● Work order:
Please restate the lines shown below exactly, every one of them.

● Data listing:
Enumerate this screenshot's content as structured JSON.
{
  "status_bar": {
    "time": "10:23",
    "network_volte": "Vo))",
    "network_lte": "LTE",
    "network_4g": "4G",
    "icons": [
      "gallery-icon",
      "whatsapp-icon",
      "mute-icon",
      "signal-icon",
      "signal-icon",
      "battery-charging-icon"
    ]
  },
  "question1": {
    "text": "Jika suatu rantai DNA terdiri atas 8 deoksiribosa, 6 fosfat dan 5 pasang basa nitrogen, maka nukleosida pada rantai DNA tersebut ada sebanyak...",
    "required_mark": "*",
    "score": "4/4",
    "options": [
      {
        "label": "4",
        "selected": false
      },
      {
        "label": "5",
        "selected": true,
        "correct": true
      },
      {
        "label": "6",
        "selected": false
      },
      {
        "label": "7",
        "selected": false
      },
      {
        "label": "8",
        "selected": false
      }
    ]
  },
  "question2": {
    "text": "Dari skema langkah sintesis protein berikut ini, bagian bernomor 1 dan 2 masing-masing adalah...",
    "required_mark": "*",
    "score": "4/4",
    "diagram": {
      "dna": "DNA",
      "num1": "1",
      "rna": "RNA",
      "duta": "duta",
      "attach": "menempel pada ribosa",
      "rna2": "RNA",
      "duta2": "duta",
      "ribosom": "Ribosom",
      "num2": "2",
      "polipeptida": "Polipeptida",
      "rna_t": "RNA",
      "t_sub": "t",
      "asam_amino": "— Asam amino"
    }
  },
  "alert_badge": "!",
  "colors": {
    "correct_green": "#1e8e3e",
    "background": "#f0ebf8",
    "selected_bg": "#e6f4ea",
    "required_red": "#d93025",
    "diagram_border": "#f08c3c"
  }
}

● Written reply:
Enumerate this screenshot's content as structured JSON.
{
  "status_bar": {
    "time": "10:23",
    "network_volte": "Vo))",
    "network_lte": "LTE",
    "network_4g": "4G",
    "icons": [
      "gallery-icon",
      "whatsapp-icon",
      "mute-icon",
      "signal-icon",
      "signal-icon",
      "battery-charging-icon"
    ]
  },
  "question1": {
    "text": "Jika suatu rantai DNA terdiri atas 8 deoksiribosa, 6 fosfat dan 5 pasang basa nitrogen, maka nukleosida pada rantai DNA tersebut ada sebanyak...",
    "required_mark": "*",
    "score": "4/4",
    "options": [
      {
        "label": "4",
        "selected": false
      },
      {
        "label": "5",
        "selected": true,
        "correct": true
      },
      {
        "label": "6",
        "selected": false
      },
      {
        "label": "7",
        "selected": false
      },
      {
        "label": "8",
        "selected": false
      }
    ]
  },
  "question2": {
    "text": "Dari skema langkah sintesis protein berikut ini, bagian bernomor 1 dan 2 masing-masing adalah...",
    "required_mark": "*",
    "score": "4/4",
    "diagram": {
      "dna": "DNA",
      "num1": "1",
      "rna": "RNA",
      "duta": "duta",
      "attach": "menempel pada ribosa",
      "rna2": "RNA",
      "duta2": "duta",
      "ribosom": "Ribosom",
      "num2": "2",
      "polipeptida": "Polipeptida",
      "rna_t": "RNA",
      "t_sub": "t",
      "asam_amino": "— Asam amino"
    }
  },
  "alert_badge": "!",
  "colors": {
    "correct_green": "#1e8e3e",
    "background": "#f0ebf8",
    "selected_bg": "#e6f4ea",
    "required_red": "#d93025",
    "diagram_border": "#f08c3c"
  }
}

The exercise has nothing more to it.